*PAGE EXTRACT*
----------

This week’s parsha, as do the next few parshiyot of the Torah as well, combines in its text exalted hopes and blessed situations as well as dire predictions and warnings of wretched events that will somehow all occur to the Jewish people. There are wonderful blessings and predictions of happiness and stability and unlimited success in the parsha. But there are also almost unspeakably dire predictions of how close the Jewish people will come to annihilation and disappearance in the future.

 

It is as though, so to speak, on the surface of the text, the Torah cannot make up its mind regarding the Jewish future and destiny. And it must also be noted that the Torah makes little provision in its statements for an “ordinary” existence. It always seems to be an “all or nothing” situation for the Jewish people – great moments of triumph and/or desperate times of persecution, discrimination and potential destruction.

----------

*EXERCISE TASKS*
1. Please copy the passage from the parsha commentary word for word, starting at "It is as though, so" and ending at "and potential destruction.".
2. In the parsha commentary, condense the paragraph that opens with "It is as though, so to speak" into a shorter version that keeps its main points.

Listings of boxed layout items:
----------

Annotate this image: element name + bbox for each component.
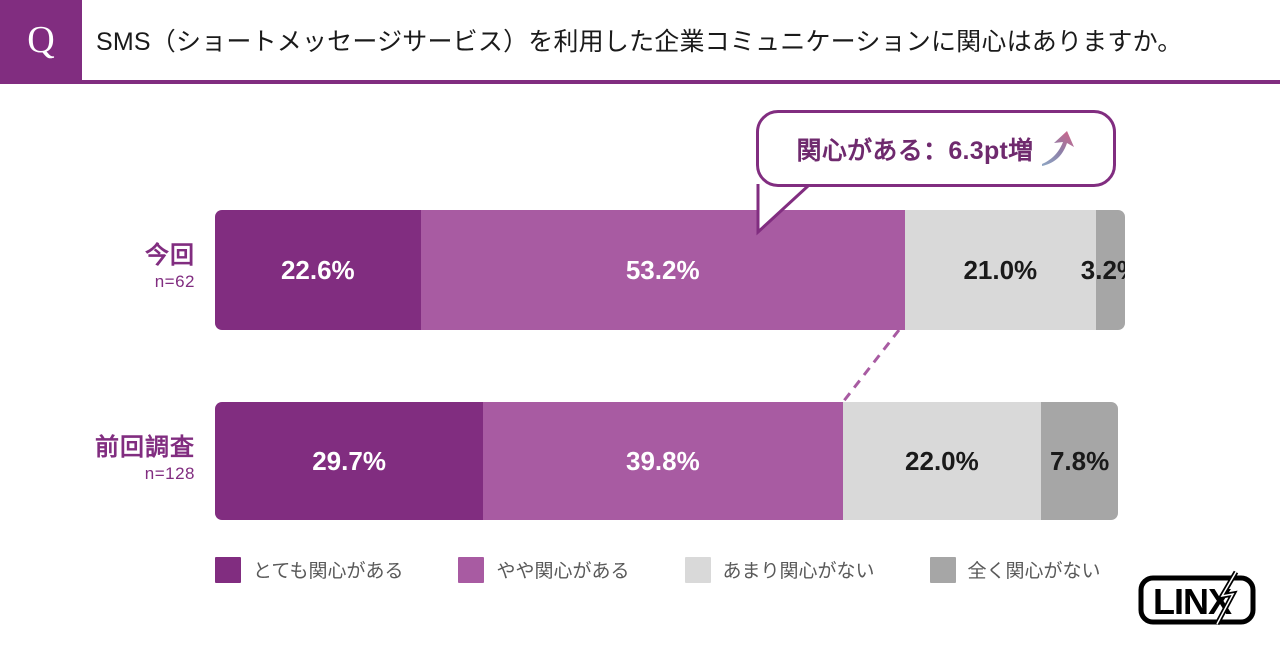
legend-label: とても関心がある	[253, 561, 404, 582]
up-trend-arrow-icon	[1041, 130, 1075, 168]
legend: とても関心がある やや関心がある あまり関心がない 全く関心がない	[215, 556, 1156, 583]
legend-label: あまり関心がない	[722, 561, 875, 582]
bar-segment-very-interested[interactable]: 29.7%	[215, 402, 484, 520]
legend-item[interactable]: 全く関心がない	[929, 556, 1101, 583]
page-title: SMS（ショートメッセージサービス）を利用した企業コミュニケーションに関心はあり…	[96, 28, 1183, 56]
segment-value-label: 22.0%	[905, 445, 979, 476]
row-label-group: 今回 n=62	[0, 242, 195, 292]
segment-value-label: 22.6%	[280, 254, 355, 285]
segment-value-label: 21.0%	[963, 254, 1038, 285]
bar-segment-somewhat-interested[interactable]: 53.2%	[420, 210, 905, 330]
stacked-bar: 22.6% 53.2% 21.0% 3.2%	[215, 210, 1125, 330]
segment-value-label: 39.8%	[626, 445, 700, 476]
segment-value-label: 7.8%	[1049, 445, 1110, 476]
bar-segment-not-interested[interactable]: 7.8%	[1041, 402, 1118, 520]
legend-swatch-icon	[684, 556, 711, 583]
legend-swatch-icon	[215, 556, 241, 583]
legend-swatch-icon	[458, 556, 485, 583]
row-title: 前回調査	[95, 434, 195, 461]
row-sample-size: n=128	[144, 463, 195, 483]
callout-bubble: 関心がある：6.3pt増	[756, 110, 1116, 187]
bar-segment-not-interested[interactable]: 3.2%	[1081, 210, 1125, 330]
callout-tail	[756, 184, 810, 236]
stacked-bar-chart: 関心がある：6.3pt増 今回 n=62	[0, 84, 1280, 670]
legend-swatch-icon	[929, 556, 956, 583]
question-badge-label: Q	[27, 19, 55, 61]
legend-label: 全く関心がない	[967, 561, 1101, 582]
callout-text: 関心がある：6.3pt増	[796, 136, 1034, 165]
bar-segment-very-interested[interactable]: 22.6%	[215, 210, 421, 330]
segment-value-label: 53.2%	[625, 254, 700, 285]
stacked-bar: 29.7% 39.8% 22.0% 7.8%	[215, 402, 1118, 520]
row-sample-size: n=62	[154, 271, 195, 291]
legend-item[interactable]: やや関心がある	[458, 556, 630, 583]
segment-value-label: 29.7%	[312, 445, 386, 476]
question-badge: Q	[0, 0, 82, 80]
legend-label: やや関心がある	[496, 561, 630, 582]
bar-segment-not-very-interested[interactable]: 21.0%	[904, 210, 1096, 330]
header-divider	[0, 80, 1280, 84]
segment-value-label: 3.2%	[1080, 254, 1125, 285]
legend-item[interactable]: とても関心がある	[215, 556, 403, 583]
linx-logo: LINX	[1137, 570, 1257, 630]
row-label-group: 前回調査 n=128	[0, 434, 195, 484]
bar-segment-not-very-interested[interactable]: 22.0%	[842, 402, 1042, 520]
row-title: 今回	[145, 242, 195, 269]
legend-item[interactable]: あまり関心がない	[684, 556, 875, 583]
header: Q SMS（ショートメッセージサービス）を利用した企業コミュニケーションに関心は…	[0, 0, 1280, 84]
bar-segment-somewhat-interested[interactable]: 39.8%	[483, 402, 843, 520]
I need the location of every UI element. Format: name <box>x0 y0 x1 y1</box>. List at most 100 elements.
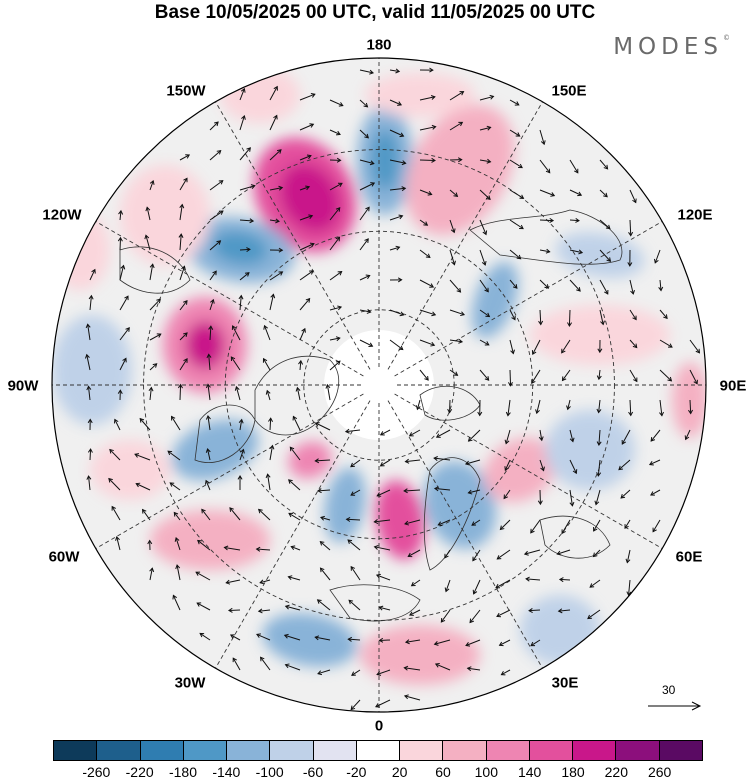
wind-arrow <box>197 539 211 551</box>
wind-arrow <box>447 399 453 414</box>
wind-arrow <box>299 270 314 281</box>
wind-arrow <box>171 415 181 431</box>
lon-label-120w: 120W <box>42 206 82 224</box>
wind-arrow <box>449 338 464 344</box>
wind-arrow <box>119 357 127 371</box>
wind-arrow <box>599 219 611 230</box>
wind-arrow <box>419 189 433 196</box>
wind-arrow <box>269 149 282 161</box>
wind-arrow <box>84 353 91 371</box>
wind-arrow <box>449 249 456 266</box>
meridian-line <box>387 101 543 370</box>
lon-label-30w: 30W <box>174 674 206 692</box>
anomaly-contour <box>262 613 358 667</box>
wind-arrow <box>347 539 361 551</box>
wind-arrow <box>479 94 495 101</box>
wind-arrow <box>344 428 361 434</box>
wind-arrow <box>659 369 673 382</box>
wind-arrow <box>449 121 464 131</box>
wind-arrow <box>561 339 571 354</box>
wind-arrow <box>299 242 315 251</box>
wind-arrow <box>479 339 490 346</box>
wind-arrow <box>444 549 451 559</box>
wind-arrow <box>329 360 341 371</box>
wind-arrow <box>239 87 246 101</box>
wind-arrow <box>479 158 492 164</box>
wind-arrow <box>626 579 632 597</box>
anomaly-contour <box>471 261 519 339</box>
wind-arrow <box>351 669 361 676</box>
wind-arrow <box>496 549 511 560</box>
anomaly-contour <box>360 625 480 685</box>
colorbar-cell <box>183 741 228 760</box>
wind-arrow <box>135 482 151 491</box>
wind-arrow <box>375 699 391 708</box>
wind-arrow <box>525 576 541 582</box>
wind-arrow <box>179 300 188 311</box>
wind-arrow <box>314 422 331 431</box>
wind-arrow <box>320 515 331 521</box>
wind-arrow <box>263 324 271 341</box>
colorbar-cell <box>443 741 487 760</box>
lon-label-150w: 150W <box>166 82 206 100</box>
wind-arrow <box>290 545 301 551</box>
wind-arrow <box>449 369 459 376</box>
colorbar-tick-label: -20 <box>346 764 367 780</box>
wind-arrow <box>195 571 211 581</box>
lon-label-30e: 30E <box>551 674 579 692</box>
wind-arrow <box>86 385 92 401</box>
wind-arrow <box>477 399 483 417</box>
wind-arrow <box>599 279 609 295</box>
wind-arrow <box>288 479 301 491</box>
wind-arrow <box>269 271 284 281</box>
wind-arrow <box>509 99 520 106</box>
wind-arrow <box>419 369 429 381</box>
wind-arrow <box>329 99 344 107</box>
wind-arrow <box>569 429 575 443</box>
wind-arrow <box>509 249 522 260</box>
wind-arrow <box>688 399 694 415</box>
wind-arrow <box>449 91 465 101</box>
wind-arrow <box>509 219 524 230</box>
wind-arrow <box>269 185 284 191</box>
wind-arrow <box>269 114 278 131</box>
anomaly-contour <box>520 595 600 665</box>
wind-arrow <box>115 535 121 551</box>
colorbar-tick-label: -260 <box>82 764 111 780</box>
wind-arrow <box>179 265 186 281</box>
wind-arrow <box>479 125 492 131</box>
wind-arrow <box>329 271 343 281</box>
wind-arrow <box>389 159 407 166</box>
wind-arrow <box>440 609 451 623</box>
wind-arrow <box>500 669 511 676</box>
wind-arrow <box>389 339 404 351</box>
wind-arrow <box>629 369 638 383</box>
meridian-line <box>394 393 663 549</box>
wind-arrow <box>239 147 251 161</box>
wind-arrow <box>359 182 376 191</box>
lon-label-180: 180 <box>366 36 392 54</box>
colorbar-tick-label: 220 <box>604 764 629 780</box>
reference-vector-label: 30 <box>662 683 676 697</box>
wind-arrow <box>449 157 463 163</box>
lon-label-90e: 90E <box>719 377 747 395</box>
wind-arrow <box>449 189 459 197</box>
wind-arrow <box>689 339 701 354</box>
wind-arrow <box>389 68 401 74</box>
lon-label-150e: 150E <box>551 82 587 100</box>
wind-arrow <box>684 429 691 441</box>
wind-arrow <box>317 669 331 676</box>
anomaly-contour <box>375 480 425 560</box>
wind-arrow <box>408 429 421 437</box>
wind-arrow <box>373 545 391 551</box>
wind-arrow <box>227 607 241 613</box>
wind-arrow <box>404 639 421 645</box>
brand-name: MODES <box>613 34 723 60</box>
wind-arrow <box>232 657 241 671</box>
wind-arrow <box>628 399 634 417</box>
wind-arrow <box>498 639 511 647</box>
wind-arrow <box>389 186 407 192</box>
map-title: Base 10/05/2025 00 UTC, valid 11/05/2025… <box>154 2 596 23</box>
meridian-line <box>387 400 543 669</box>
colorbar <box>53 740 703 761</box>
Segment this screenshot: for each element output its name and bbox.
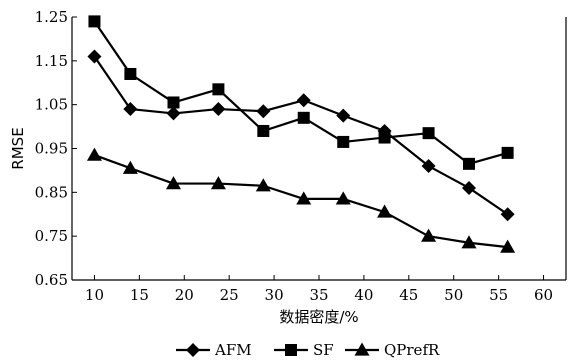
x-tick-label: 10 — [85, 286, 104, 304]
series-qprefr-point — [210, 176, 226, 190]
x-tick-label: 50 — [444, 286, 463, 304]
legend-sf-point — [285, 344, 297, 356]
series-qprefr-point — [500, 239, 516, 253]
x-tick-label: 15 — [130, 286, 149, 304]
series-qprefr-point — [335, 191, 351, 205]
legend-item-sf: SF — [274, 341, 334, 359]
series-sf-point — [167, 96, 180, 109]
x-axis-ticks: 10 15 20 25 30 35 40 45 50 55 60 — [85, 275, 553, 304]
y-axis-title: RMSE — [9, 127, 27, 169]
axes — [71, 17, 567, 281]
legend-label: QPrefR — [384, 341, 440, 359]
x-tick-label: 40 — [354, 286, 373, 304]
series-sf-point — [124, 67, 137, 80]
legend-item-afm: AFM — [176, 341, 252, 359]
x-axis-title: 数据密度/% — [279, 308, 358, 326]
y-tick-label: 0.85 — [35, 183, 68, 201]
series-sf-point — [462, 157, 475, 170]
series-sf-point — [212, 83, 225, 96]
series-qprefr-point — [122, 160, 138, 174]
series-qprefr-point — [86, 147, 102, 161]
series-sf-point — [297, 111, 310, 124]
x-tick-label: 45 — [399, 286, 418, 304]
legend-label: AFM — [214, 341, 252, 359]
y-tick-label: 0.95 — [35, 140, 68, 158]
series-sf-point — [501, 146, 514, 159]
series-afm — [87, 49, 515, 222]
legend: AFM SF QPrefR — [176, 341, 440, 359]
series-sf-point — [378, 131, 391, 144]
series-qprefr-point — [296, 191, 312, 205]
series-afm-point — [123, 102, 138, 117]
series-qprefr-point — [165, 176, 181, 190]
x-tick-label: 55 — [489, 286, 508, 304]
series-sf-point — [257, 124, 270, 137]
series-sf-line — [93, 20, 508, 165]
series-afm-line — [93, 55, 509, 216]
y-tick-label: 0.75 — [35, 227, 68, 245]
series-sf — [88, 15, 514, 170]
series-afm-point — [211, 102, 226, 117]
series-afm-point — [461, 180, 476, 195]
series-qprefr-point — [461, 235, 477, 249]
x-tick-label: 30 — [265, 286, 284, 304]
series-qprefr-point — [377, 204, 393, 218]
legend-qprefr-point — [354, 342, 370, 356]
series-afm-point — [421, 159, 436, 174]
y-tick-label: 1.25 — [35, 8, 68, 26]
x-tick-label: 20 — [175, 286, 194, 304]
y-tick-label: 0.65 — [35, 271, 68, 289]
series-sf-point — [88, 15, 101, 28]
x-tick-label: 60 — [534, 286, 553, 304]
y-tick-label: 1.05 — [35, 96, 68, 114]
legend-item-qprefr: QPrefR — [345, 341, 440, 359]
y-axis-ticks: 0.65 0.75 0.85 0.95 1.05 1.15 1.25 — [35, 8, 77, 289]
series-sf-point — [337, 135, 350, 148]
legend-afm-point — [186, 343, 200, 357]
y-tick-label: 1.15 — [35, 52, 68, 70]
series-sf-point — [422, 127, 435, 140]
series-layer — [86, 15, 516, 253]
series-qprefr-point — [421, 228, 437, 242]
series-qprefr-point — [255, 178, 271, 192]
series-afm-point — [500, 207, 515, 222]
series-afm-point — [256, 104, 271, 119]
x-tick-label: 35 — [309, 286, 328, 304]
series-afm-point — [296, 93, 311, 108]
legend-label: SF — [313, 341, 334, 359]
x-tick-label: 25 — [220, 286, 239, 304]
series-afm-point — [166, 106, 181, 121]
series-afm-point — [336, 108, 351, 123]
series-qprefr — [86, 147, 516, 253]
series-afm-point — [87, 49, 102, 64]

----------

*RESPONSES*
1.
It is as though, so to speak, on the surface of the text, the Torah cannot make up its mind regarding the Jewish future and destiny. And it must also be noted that the Torah makes little provision in its statements for an “ordinary” existence. It always seems to be an “all or nothing” situation for the Jewish people – great moments of triumph and/or desperate times of persecution, discrimination and potential destruction.

2. On the surface, the Torah seems unable to decide about the Jewish future and destiny. It also makes little room for an "ordinary" existence. Instead, it presents an "all or nothing" situation: great moments of triumph and/or desperate times of persecution, discrimination and potential destruction.